◆ **EXERCISE DESCRIPTION**: Send back the entries below exactly as they appear.

(A block of data)
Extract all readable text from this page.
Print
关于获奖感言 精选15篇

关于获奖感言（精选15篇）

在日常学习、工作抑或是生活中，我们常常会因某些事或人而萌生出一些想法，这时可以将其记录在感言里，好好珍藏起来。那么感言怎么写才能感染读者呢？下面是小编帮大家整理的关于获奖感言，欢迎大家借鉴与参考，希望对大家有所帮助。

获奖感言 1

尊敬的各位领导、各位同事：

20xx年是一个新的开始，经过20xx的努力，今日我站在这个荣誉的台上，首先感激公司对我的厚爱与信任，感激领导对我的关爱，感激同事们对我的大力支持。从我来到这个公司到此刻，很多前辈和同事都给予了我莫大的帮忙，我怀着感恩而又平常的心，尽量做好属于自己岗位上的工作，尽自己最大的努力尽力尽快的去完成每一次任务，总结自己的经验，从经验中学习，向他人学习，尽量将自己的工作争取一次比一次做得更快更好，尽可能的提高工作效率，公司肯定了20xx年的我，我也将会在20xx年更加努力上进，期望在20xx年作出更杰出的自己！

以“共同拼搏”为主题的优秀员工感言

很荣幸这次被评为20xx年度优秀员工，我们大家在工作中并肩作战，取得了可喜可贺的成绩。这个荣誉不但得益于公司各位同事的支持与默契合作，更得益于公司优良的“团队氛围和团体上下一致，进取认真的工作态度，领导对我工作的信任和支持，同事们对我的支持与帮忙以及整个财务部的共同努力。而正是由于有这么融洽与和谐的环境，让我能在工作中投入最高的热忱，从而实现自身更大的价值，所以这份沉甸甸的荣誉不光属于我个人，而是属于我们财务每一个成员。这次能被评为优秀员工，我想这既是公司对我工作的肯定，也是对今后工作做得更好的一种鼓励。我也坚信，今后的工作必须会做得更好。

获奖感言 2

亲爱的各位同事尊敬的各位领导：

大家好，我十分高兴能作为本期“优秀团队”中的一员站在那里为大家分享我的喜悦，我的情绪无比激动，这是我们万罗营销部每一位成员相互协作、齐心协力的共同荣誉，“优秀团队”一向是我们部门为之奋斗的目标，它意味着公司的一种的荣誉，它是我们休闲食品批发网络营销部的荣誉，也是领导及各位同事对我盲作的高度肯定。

◆ **THE COMPLETED TASK**:
Extract all readable text from this page.
Print
关于获奖感言 精选15篇

关于获奖感言（精选15篇）

在日常学习、工作抑或是生活中，我们常常会因某些事或人而萌生出一些想法，这时可以将其记录在感言里，好好珍藏起来。那么感言怎么写才能感染读者呢？下面是小编帮大家整理的关于获奖感言，欢迎大家借鉴与参考，希望对大家有所帮助。

获奖感言 1

尊敬的各位领导、各位同事：

20xx年是一个新的开始，经过20xx的努力，今日我站在这个荣誉的台上，首先感激公司对我的厚爱与信任，感激领导对我的关爱，感激同事们对我的大力支持。从我来到这个公司到此刻，很多前辈和同事都给予了我莫大的帮忙，我怀着感恩而又平常的心，尽量做好属于自己岗位上的工作，尽自己最大的努力尽力尽快的去完成每一次任务，总结自己的经验，从经验中学习，向他人学习，尽量将自己的工作争取一次比一次做得更快更好，尽可能的提高工作效率，公司肯定了20xx年的我，我也将会在20xx年更加努力上进，期望在20xx年作出更杰出的自己！

以“共同拼搏”为主题的优秀员工感言

很荣幸这次被评为20xx年度优秀员工，我们大家在工作中并肩作战，取得了可喜可贺的成绩。这个荣誉不但得益于公司各位同事的支持与默契合作，更得益于公司优良的“团队氛围和团体上下一致，进取认真的工作态度，领导对我工作的信任和支持，同事们对我的支持与帮忙以及整个财务部的共同努力。而正是由于有这么融洽与和谐的环境，让我能在工作中投入最高的热忱，从而实现自身更大的价值，所以这份沉甸甸的荣誉不光属于我个人，而是属于我们财务每一个成员。这次能被评为优秀员工，我想这既是公司对我工作的肯定，也是对今后工作做得更好的一种鼓励。我也坚信，今后的工作必须会做得更好。

获奖感言 2

亲爱的各位同事尊敬的各位领导：

大家好，我十分高兴能作为本期“优秀团队”中的一员站在那里为大家分享我的喜悦，我的情绪无比激动，这是我们万罗营销部每一位成员相互协作、齐心协力的共同荣誉，“优秀团队”一向是我们部门为之奋斗的目标，它意味着公司的一种的荣誉，它是我们休闲食品批发网络营销部的荣誉，也是领导及各位同事对我盲作的高度肯定。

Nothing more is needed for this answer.